>> BEGIN
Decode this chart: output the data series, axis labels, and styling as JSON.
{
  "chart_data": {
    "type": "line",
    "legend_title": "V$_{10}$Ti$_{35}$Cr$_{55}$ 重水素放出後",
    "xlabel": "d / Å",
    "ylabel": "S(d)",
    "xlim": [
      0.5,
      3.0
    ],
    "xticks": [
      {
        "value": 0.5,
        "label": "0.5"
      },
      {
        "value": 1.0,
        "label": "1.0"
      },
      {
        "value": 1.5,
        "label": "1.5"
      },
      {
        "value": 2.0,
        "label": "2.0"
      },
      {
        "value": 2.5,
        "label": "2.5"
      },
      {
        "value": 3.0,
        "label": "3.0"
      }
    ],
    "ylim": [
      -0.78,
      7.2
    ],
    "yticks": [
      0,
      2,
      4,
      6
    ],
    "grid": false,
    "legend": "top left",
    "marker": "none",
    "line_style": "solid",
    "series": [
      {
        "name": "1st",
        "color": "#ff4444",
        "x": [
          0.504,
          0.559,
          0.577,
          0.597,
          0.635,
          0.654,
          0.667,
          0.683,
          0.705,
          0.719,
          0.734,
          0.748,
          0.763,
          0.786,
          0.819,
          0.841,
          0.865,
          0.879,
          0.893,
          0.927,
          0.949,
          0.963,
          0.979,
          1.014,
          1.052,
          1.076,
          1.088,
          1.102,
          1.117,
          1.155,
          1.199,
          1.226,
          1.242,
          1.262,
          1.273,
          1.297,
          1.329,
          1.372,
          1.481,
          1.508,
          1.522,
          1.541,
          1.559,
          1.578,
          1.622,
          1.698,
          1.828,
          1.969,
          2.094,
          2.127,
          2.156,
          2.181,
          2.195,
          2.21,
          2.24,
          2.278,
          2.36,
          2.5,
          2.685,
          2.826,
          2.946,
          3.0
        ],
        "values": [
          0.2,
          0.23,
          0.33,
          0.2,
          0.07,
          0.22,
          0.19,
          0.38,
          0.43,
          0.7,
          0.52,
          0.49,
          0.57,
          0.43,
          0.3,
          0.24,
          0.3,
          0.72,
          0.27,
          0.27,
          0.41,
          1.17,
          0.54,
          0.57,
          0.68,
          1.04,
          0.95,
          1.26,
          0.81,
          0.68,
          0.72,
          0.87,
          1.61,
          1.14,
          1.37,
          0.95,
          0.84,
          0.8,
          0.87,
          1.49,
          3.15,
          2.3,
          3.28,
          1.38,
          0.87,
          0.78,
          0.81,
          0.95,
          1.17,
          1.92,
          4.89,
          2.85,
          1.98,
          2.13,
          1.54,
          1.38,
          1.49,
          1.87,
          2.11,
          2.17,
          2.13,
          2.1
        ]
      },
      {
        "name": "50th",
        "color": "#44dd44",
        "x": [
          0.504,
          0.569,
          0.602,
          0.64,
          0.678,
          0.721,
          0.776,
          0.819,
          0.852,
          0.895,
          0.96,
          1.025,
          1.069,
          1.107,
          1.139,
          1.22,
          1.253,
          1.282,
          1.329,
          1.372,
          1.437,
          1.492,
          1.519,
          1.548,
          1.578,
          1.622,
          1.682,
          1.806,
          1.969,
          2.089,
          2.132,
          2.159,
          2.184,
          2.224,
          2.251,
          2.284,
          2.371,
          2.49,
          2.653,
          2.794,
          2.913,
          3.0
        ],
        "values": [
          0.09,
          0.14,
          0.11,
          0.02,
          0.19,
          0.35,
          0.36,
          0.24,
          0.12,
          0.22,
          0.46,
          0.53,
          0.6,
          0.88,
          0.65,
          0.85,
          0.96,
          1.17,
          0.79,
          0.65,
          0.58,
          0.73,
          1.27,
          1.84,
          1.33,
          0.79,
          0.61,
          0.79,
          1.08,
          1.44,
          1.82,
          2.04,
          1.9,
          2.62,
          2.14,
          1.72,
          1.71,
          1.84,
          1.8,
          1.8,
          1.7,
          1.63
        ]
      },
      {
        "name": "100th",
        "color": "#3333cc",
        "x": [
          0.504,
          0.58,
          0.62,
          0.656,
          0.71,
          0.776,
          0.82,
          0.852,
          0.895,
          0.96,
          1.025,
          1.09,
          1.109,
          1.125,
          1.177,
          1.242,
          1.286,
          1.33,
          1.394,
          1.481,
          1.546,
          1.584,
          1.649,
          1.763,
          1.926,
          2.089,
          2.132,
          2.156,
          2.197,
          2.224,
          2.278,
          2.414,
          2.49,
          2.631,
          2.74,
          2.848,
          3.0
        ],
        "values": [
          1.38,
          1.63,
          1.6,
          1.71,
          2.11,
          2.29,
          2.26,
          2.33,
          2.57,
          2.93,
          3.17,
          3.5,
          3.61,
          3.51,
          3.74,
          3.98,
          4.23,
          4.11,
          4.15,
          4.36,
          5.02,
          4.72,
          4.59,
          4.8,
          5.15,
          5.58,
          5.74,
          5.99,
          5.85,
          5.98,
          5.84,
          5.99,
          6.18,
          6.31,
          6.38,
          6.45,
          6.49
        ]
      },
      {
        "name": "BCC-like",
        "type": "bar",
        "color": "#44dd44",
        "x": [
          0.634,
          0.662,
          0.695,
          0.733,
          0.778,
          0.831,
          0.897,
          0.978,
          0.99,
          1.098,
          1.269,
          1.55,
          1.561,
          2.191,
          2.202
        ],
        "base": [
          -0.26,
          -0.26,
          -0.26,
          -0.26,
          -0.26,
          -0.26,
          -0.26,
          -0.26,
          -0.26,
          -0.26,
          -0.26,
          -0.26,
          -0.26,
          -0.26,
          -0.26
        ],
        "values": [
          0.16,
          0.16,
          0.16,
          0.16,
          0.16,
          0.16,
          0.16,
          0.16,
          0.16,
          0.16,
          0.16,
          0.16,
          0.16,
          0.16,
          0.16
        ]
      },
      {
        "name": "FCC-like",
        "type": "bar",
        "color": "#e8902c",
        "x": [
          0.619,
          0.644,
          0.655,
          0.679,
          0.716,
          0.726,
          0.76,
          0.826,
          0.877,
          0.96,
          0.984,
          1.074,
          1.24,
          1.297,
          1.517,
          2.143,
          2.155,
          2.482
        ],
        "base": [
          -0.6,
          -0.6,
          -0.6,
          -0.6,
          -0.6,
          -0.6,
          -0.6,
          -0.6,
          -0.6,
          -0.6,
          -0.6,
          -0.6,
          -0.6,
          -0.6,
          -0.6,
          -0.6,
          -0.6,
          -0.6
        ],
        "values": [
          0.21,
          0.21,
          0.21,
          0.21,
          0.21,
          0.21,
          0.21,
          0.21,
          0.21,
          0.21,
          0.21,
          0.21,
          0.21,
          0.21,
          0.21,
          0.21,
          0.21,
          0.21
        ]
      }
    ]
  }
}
>> END
PROBLEM
Print every record above exactly as written.

RESULT
Decode this chart: output the data series, axis labels, and styling as JSON.
{
  "chart_data": {
    "type": "line",
    "legend_title": "V$_{10}$Ti$_{35}$Cr$_{55}$ 重水素放出後",
    "xlabel": "d / Å",
    "ylabel": "S(d)",
    "xlim": [
      0.5,
      3.0
    ],
    "xticks": [
      {
        "value": 0.5,
        "label": "0.5"
      },
      {
        "value": 1.0,
        "label": "1.0"
      },
      {
        "value": 1.5,
        "label": "1.5"
      },
      {
        "value": 2.0,
        "label": "2.0"
      },
      {
        "value": 2.5,
        "label": "2.5"
      },
      {
        "value": 3.0,
        "label": "3.0"
      }
    ],
    "ylim": [
      -0.78,
      7.2
    ],
    "yticks": [
      0,
      2,
      4,
      6
    ],
    "grid": false,
    "legend": "top left",
    "marker": "none",
    "line_style": "solid",
    "series": [
      {
        "name": "1st",
        "color": "#ff4444",
        "x": [
          0.504,
          0.559,
          0.577,
          0.597,
          0.635,
          0.654,
          0.667,
          0.683,
          0.705,
          0.719,
          0.734,
          0.748,
          0.763,
          0.786,
          0.819,
          0.841,
          0.865,
          0.879,
          0.893,
          0.927,
          0.949,
          0.963,
          0.979,
          1.014,
          1.052,
          1.076,
          1.088,
          1.102,
          1.117,
          1.155,
          1.199,
          1.226,
          1.242,
          1.262,
          1.273,
          1.297,
          1.329,
          1.372,
          1.481,
          1.508,
          1.522,
          1.541,
          1.559,
          1.578,
          1.622,
          1.698,
          1.828,
          1.969,
          2.094,
          2.127,
          2.156,
          2.181,
          2.195,
          2.21,
          2.24,
          2.278,
          2.36,
          2.5,
          2.685,
          2.826,
          2.946,
          3.0
        ],
        "values": [
          0.2,
          0.23,
          0.33,
          0.2,
          0.07,
          0.22,
          0.19,
          0.38,
          0.43,
          0.7,
          0.52,
          0.49,
          0.57,
          0.43,
          0.3,
          0.24,
          0.3,
          0.72,
          0.27,
          0.27,
          0.41,
          1.17,
          0.54,
          0.57,
          0.68,
          1.04,
          0.95,
          1.26,
          0.81,
          0.68,
          0.72,
          0.87,
          1.61,
          1.14,
          1.37,
          0.95,
          0.84,
          0.8,
          0.87,
          1.49,
          3.15,
          2.3,
          3.28,
          1.38,
          0.87,
          0.78,
          0.81,
          0.95,
          1.17,
          1.92,
          4.89,
          2.85,
          1.98,
          2.13,
          1.54,
          1.38,
          1.49,
          1.87,
          2.11,
          2.17,
          2.13,
          2.1
        ]
      },
      {
        "name": "50th",
        "color": "#44dd44",
        "x": [
          0.504,
          0.569,
          0.602,
          0.64,
          0.678,
          0.721,
          0.776,
          0.819,
          0.852,
          0.895,
          0.96,
          1.025,
          1.069,
          1.107,
          1.139,
          1.22,
          1.253,
          1.282,
          1.329,
          1.372,
          1.437,
          1.492,
          1.519,
          1.548,
          1.578,
          1.622,
          1.682,
          1.806,
          1.969,
          2.089,
          2.132,
          2.159,
          2.184,
          2.224,
          2.251,
          2.284,
          2.371,
          2.49,
          2.653,
          2.794,
          2.913,
          3.0
        ],
        "values": [
          0.09,
          0.14,
          0.11,
          0.02,
          0.19,
          0.35,
          0.36,
          0.24,
          0.12,
          0.22,
          0.46,
          0.53,
          0.6,
          0.88,
          0.65,
          0.85,
          0.96,
          1.17,
          0.79,
          0.65,
          0.58,
          0.73,
          1.27,
          1.84,
          1.33,
          0.79,
          0.61,
          0.79,
          1.08,
          1.44,
          1.82,
          2.04,
          1.9,
          2.62,
          2.14,
          1.72,
          1.71,
          1.84,
          1.8,
          1.8,
          1.7,
          1.63
        ]
      },
      {
        "name": "100th",
        "color": "#3333cc",
        "x": [
          0.504,
          0.58,
          0.62,
          0.656,
          0.71,
          0.776,
          0.82,
          0.852,
          0.895,
          0.96,
          1.025,
          1.09,
          1.109,
          1.125,
          1.177,
          1.242,
          1.286,
          1.33,
          1.394,
          1.481,
          1.546,
          1.584,
          1.649,
          1.763,
          1.926,
          2.089,
          2.132,
          2.156,
          2.197,
          2.224,
          2.278,
          2.414,
          2.49,
          2.631,
          2.74,
          2.848,
          3.0
        ],
        "values": [
          1.38,
          1.63,
          1.6,
          1.71,
          2.11,
          2.29,
          2.26,
          2.33,
          2.57,
          2.93,
          3.17,
          3.5,
          3.61,
          3.51,
          3.74,
          3.98,
          4.23,
          4.11,
          4.15,
          4.36,
          5.02,
          4.72,
          4.59,
          4.8,
          5.15,
          5.58,
          5.74,
          5.99,
          5.85,
          5.98,
          5.84,
          5.99,
          6.18,
          6.31,
          6.38,
          6.45,
          6.49
        ]
      },
      {
        "name": "BCC-like",
        "type": "bar",
        "color": "#44dd44",
        "x": [
          0.634,
          0.662,
          0.695,
          0.733,
          0.778,
          0.831,
          0.897,
          0.978,
          0.99,
          1.098,
          1.269,
          1.55,
          1.561,
          2.191,
          2.202
        ],
        "base": [
          -0.26,
          -0.26,
          -0.26,
          -0.26,
          -0.26,
          -0.26,
          -0.26,
          -0.26,
          -0.26,
          -0.26,
          -0.26,
          -0.26,
          -0.26,
          -0.26,
          -0.26
        ],
        "values": [
          0.16,
          0.16,
          0.16,
          0.16,
          0.16,
          0.16,
          0.16,
          0.16,
          0.16,
          0.16,
          0.16,
          0.16,
          0.16,
          0.16,
          0.16
        ]
      },
      {
        "name": "FCC-like",
        "type": "bar",
        "color": "#e8902c",
        "x": [
          0.619,
          0.644,
          0.655,
          0.679,
          0.716,
          0.726,
          0.76,
          0.826,
          0.877,
          0.96,
          0.984,
          1.074,
          1.24,
          1.297,
          1.517,
          2.143,
          2.155,
          2.482
        ],
        "base": [
          -0.6,
          -0.6,
          -0.6,
          -0.6,
          -0.6,
          -0.6,
          -0.6,
          -0.6,
          -0.6,
          -0.6,
          -0.6,
          -0.6,
          -0.6,
          -0.6,
          -0.6,
          -0.6,
          -0.6,
          -0.6
        ],
        "values": [
          0.21,
          0.21,
          0.21,
          0.21,
          0.21,
          0.21,
          0.21,
          0.21,
          0.21,
          0.21,
          0.21,
          0.21,
          0.21,
          0.21,
          0.21,
          0.21,
          0.21,
          0.21
        ]
      }
    ]
  }
}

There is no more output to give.